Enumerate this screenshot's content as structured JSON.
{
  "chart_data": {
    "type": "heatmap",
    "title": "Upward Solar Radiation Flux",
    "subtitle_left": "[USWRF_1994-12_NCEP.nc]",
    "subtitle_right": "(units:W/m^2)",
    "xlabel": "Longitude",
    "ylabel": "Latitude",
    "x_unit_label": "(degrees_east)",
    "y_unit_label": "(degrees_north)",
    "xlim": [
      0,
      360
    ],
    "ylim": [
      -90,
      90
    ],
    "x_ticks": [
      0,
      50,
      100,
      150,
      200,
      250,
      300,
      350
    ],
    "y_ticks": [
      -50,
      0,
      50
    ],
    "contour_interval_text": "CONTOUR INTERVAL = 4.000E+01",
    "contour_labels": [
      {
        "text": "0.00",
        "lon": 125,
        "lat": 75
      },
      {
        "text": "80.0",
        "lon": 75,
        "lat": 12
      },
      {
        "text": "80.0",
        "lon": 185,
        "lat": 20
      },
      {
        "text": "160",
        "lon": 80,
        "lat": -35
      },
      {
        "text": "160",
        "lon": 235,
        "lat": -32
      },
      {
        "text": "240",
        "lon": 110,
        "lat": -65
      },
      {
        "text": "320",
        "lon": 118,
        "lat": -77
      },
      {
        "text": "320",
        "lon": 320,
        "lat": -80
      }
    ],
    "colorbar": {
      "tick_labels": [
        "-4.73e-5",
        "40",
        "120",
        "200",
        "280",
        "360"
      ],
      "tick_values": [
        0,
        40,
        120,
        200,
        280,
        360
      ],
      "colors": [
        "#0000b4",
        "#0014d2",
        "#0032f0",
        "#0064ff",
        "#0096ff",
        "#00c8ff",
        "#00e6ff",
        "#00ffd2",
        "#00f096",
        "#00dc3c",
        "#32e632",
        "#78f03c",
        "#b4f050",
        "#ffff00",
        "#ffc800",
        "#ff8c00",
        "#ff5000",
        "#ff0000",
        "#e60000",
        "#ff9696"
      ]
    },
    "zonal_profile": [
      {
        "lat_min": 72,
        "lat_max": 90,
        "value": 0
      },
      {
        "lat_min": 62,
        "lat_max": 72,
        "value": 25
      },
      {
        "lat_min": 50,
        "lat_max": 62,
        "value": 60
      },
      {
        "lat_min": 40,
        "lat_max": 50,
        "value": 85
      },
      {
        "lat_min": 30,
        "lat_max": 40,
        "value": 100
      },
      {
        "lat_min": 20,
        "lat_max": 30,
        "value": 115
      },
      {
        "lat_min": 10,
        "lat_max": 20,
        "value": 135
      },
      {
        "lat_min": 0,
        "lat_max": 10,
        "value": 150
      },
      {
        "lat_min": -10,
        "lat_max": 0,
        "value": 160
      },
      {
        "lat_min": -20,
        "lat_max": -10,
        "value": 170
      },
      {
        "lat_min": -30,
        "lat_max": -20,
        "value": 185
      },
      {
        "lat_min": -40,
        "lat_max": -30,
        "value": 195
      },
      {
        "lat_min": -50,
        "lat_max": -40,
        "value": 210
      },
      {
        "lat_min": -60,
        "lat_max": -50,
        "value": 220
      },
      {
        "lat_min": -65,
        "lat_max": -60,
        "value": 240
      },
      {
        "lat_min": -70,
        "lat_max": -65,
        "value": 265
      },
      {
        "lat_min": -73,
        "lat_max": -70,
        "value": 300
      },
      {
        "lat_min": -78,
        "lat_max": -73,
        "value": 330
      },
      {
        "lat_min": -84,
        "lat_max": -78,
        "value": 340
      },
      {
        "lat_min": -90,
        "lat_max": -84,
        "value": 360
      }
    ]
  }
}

━━━━

● **Goal**
Print out the whole listing exactly as it appears.

● **Result for this task**
Enumerate this screenshot's content as structured JSON.
{
  "chart_data": {
    "type": "heatmap",
    "title": "Upward Solar Radiation Flux",
    "subtitle_left": "[USWRF_1994-12_NCEP.nc]",
    "subtitle_right": "(units:W/m^2)",
    "xlabel": "Longitude",
    "ylabel": "Latitude",
    "x_unit_label": "(degrees_east)",
    "y_unit_label": "(degrees_north)",
    "xlim": [
      0,
      360
    ],
    "ylim": [
      -90,
      90
    ],
    "x_ticks": [
      0,
      50,
      100,
      150,
      200,
      250,
      300,
      350
    ],
    "y_ticks": [
      -50,
      0,
      50
    ],
    "contour_interval_text": "CONTOUR INTERVAL = 4.000E+01",
    "contour_labels": [
      {
        "text": "0.00",
        "lon": 125,
        "lat": 75
      },
      {
        "text": "80.0",
        "lon": 75,
        "lat": 12
      },
      {
        "text": "80.0",
        "lon": 185,
        "lat": 20
      },
      {
        "text": "160",
        "lon": 80,
        "lat": -35
      },
      {
        "text": "160",
        "lon": 235,
        "lat": -32
      },
      {
        "text": "240",
        "lon": 110,
        "lat": -65
      },
      {
        "text": "320",
        "lon": 118,
        "lat": -77
      },
      {
        "text": "320",
        "lon": 320,
        "lat": -80
      }
    ],
    "colorbar": {
      "tick_labels": [
        "-4.73e-5",
        "40",
        "120",
        "200",
        "280",
        "360"
      ],
      "tick_values": [
        0,
        40,
        120,
        200,
        280,
        360
      ],
      "colors": [
        "#0000b4",
        "#0014d2",
        "#0032f0",
        "#0064ff",
        "#0096ff",
        "#00c8ff",
        "#00e6ff",
        "#00ffd2",
        "#00f096",
        "#00dc3c",
        "#32e632",
        "#78f03c",
        "#b4f050",
        "#ffff00",
        "#ffc800",
        "#ff8c00",
        "#ff5000",
        "#ff0000",
        "#e60000",
        "#ff9696"
      ]
    },
    "zonal_profile": [
      {
        "lat_min": 72,
        "lat_max": 90,
        "value": 0
      },
      {
        "lat_min": 62,
        "lat_max": 72,
        "value": 25
      },
      {
        "lat_min": 50,
        "lat_max": 62,
        "value": 60
      },
      {
        "lat_min": 40,
        "lat_max": 50,
        "value": 85
      },
      {
        "lat_min": 30,
        "lat_max": 40,
        "value": 100
      },
      {
        "lat_min": 20,
        "lat_max": 30,
        "value": 115
      },
      {
        "lat_min": 10,
        "lat_max": 20,
        "value": 135
      },
      {
        "lat_min": 0,
        "lat_max": 10,
        "value": 150
      },
      {
        "lat_min": -10,
        "lat_max": 0,
        "value": 160
      },
      {
        "lat_min": -20,
        "lat_max": -10,
        "value": 170
      },
      {
        "lat_min": -30,
        "lat_max": -20,
        "value": 185
      },
      {
        "lat_min": -40,
        "lat_max": -30,
        "value": 195
      },
      {
        "lat_min": -50,
        "lat_max": -40,
        "value": 210
      },
      {
        "lat_min": -60,
        "lat_max": -50,
        "value": 220
      },
      {
        "lat_min": -65,
        "lat_max": -60,
        "value": 240
      },
      {
        "lat_min": -70,
        "lat_max": -65,
        "value": 265
      },
      {
        "lat_min": -73,
        "lat_max": -70,
        "value": 300
      },
      {
        "lat_min": -78,
        "lat_max": -73,
        "value": 330
      },
      {
        "lat_min": -84,
        "lat_max": -78,
        "value": 340
      },
      {
        "lat_min": -90,
        "lat_max": -84,
        "value": 360
      }
    ]
  }
}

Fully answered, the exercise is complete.